Conflict-of-interest statement: All the authors report no relevant conflicts of interest for this article.
Data sharing statement: The data analyzed in this study are available in the cancer genome atlas database (https://portal.gdc.cancer.gov/); FerrDb Database (http://www.zhounan.org/ferrdb/current/). And the GSE datas downland from below address: (GSE99553: https://www.ncbi.nlm.nih.gov/geo/geo2r/?acc=GSE99553), (GSE84426: https://www.ncbi.nlm.nih.gov/geo/geo2r/?acc=GSE84426). And the experimental data supporting the findings of this study are available within the article. The Supplementary Dataset File was the WB result of Fig 7C and Fig 8E.
ARRIVE guidelines statement: The authors have read the ARRIVE guidelines, and the manuscript was prepared and revised according to the ARRIVE guidelines.
Open-Access: This article is an open-access article that was selected by an in-house editor and fully peer-reviewed by external reviewers. It is distributed in accordance with the Creative Commons Attribution NonCommercial (CC BY-NC 4.0) license, which permits others to distribute, remix, adapt, build upon this work non-commercially, and license their derivative works on different terms, provided the original work is properly cited and the use is non-commercial. See: https://creativecommons.org/Licenses/by-nc/4.0/
Corresponding author: Wei-Hua Gong, PhD, Researcher, Department of Surgery, The Second Affiliated Hospital Zhejiang University School of Medicine, No. 88 Jiefang Road, Hangzhou 310052, Zhejiang Province, China. weihuagong@zju.edu.cn
Received: October 21, 2023
Peer-review started: October 21, 2023
First decision: January 25, 2024
Revised: January 31, 2024
Accepted: March 8, 2024
Article in press: March 8, 2024
Published online: May 15, 2024
Processing time: 201 Days and 12.2 Hours
ARTICLE HIGHLIGHTS
Research background

Gastric cancer (GC) is a common malignancy of the digestive system. Ferroptosis or iron-dependent programmed cell death, has been linked to GC, although there has been little research on the link between Helicobacter pylori (H. pylori) infection-related GC and ferroptosis.

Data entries

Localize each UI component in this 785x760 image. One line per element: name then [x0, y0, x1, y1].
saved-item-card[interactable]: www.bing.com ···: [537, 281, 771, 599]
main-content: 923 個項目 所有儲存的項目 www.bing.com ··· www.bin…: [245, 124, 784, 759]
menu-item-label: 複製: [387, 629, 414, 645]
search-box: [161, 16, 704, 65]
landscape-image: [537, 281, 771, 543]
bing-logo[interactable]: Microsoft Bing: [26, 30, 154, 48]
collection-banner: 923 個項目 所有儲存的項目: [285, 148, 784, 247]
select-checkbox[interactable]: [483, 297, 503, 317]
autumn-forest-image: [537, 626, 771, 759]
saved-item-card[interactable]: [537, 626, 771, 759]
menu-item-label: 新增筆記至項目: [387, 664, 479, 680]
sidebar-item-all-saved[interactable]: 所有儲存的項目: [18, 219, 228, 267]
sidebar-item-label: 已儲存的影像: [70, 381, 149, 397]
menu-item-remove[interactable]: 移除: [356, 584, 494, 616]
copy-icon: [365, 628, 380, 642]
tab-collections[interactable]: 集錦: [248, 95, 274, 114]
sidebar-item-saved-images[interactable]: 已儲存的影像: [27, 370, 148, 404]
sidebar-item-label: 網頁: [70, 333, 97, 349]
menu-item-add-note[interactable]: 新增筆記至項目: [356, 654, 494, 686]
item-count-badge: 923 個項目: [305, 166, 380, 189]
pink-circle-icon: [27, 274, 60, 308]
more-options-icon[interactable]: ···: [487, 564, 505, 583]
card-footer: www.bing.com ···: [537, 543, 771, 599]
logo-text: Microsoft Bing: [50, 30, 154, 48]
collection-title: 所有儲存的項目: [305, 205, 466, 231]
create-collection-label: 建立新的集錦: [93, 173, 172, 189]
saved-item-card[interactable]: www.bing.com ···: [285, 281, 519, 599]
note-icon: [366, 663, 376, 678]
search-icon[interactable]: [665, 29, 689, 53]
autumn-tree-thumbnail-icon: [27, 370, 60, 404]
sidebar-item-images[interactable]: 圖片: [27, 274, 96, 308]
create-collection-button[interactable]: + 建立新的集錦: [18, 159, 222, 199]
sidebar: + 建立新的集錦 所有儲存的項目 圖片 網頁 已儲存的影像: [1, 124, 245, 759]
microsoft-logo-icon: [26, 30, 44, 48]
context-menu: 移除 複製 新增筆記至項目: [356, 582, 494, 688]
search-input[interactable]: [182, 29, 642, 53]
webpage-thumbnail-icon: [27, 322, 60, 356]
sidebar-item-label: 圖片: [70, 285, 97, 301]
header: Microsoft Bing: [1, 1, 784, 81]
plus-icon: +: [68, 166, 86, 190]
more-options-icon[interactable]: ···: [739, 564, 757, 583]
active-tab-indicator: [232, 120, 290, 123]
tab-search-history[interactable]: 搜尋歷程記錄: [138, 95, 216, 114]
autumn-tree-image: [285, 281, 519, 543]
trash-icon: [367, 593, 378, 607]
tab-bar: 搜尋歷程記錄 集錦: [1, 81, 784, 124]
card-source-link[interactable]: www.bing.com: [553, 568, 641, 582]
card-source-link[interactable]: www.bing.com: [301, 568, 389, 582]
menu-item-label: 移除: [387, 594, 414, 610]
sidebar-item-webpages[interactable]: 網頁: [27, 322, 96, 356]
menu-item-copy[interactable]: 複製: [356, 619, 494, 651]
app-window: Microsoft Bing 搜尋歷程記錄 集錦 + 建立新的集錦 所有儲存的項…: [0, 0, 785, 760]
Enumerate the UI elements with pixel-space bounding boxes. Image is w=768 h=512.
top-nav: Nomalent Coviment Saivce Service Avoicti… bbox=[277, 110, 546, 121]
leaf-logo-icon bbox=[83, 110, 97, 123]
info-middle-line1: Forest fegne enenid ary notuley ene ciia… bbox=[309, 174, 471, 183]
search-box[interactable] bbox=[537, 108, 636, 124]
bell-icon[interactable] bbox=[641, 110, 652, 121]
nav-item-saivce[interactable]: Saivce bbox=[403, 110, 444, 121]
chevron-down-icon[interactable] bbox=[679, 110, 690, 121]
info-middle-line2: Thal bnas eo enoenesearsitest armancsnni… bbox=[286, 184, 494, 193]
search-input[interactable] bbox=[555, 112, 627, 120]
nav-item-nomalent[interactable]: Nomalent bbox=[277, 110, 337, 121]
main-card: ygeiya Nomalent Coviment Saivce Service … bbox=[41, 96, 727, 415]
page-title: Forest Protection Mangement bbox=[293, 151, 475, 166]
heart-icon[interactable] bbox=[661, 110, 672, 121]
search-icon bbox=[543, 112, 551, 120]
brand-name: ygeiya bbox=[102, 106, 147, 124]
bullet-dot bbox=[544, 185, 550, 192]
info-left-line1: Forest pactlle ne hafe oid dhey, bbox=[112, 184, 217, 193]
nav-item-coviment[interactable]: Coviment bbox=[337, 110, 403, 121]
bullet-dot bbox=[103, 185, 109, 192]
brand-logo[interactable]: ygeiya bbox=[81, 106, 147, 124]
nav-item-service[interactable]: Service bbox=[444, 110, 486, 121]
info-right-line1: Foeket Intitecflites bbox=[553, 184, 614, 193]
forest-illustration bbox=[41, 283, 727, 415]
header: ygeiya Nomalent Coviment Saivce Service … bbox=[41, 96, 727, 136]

■ Action item ■
According to the journal article excerpt, on what date was the manuscript accepted? These rows were taken from a source unrelated to the journal article excerpt.

■ Final answer ■
March 8, 2024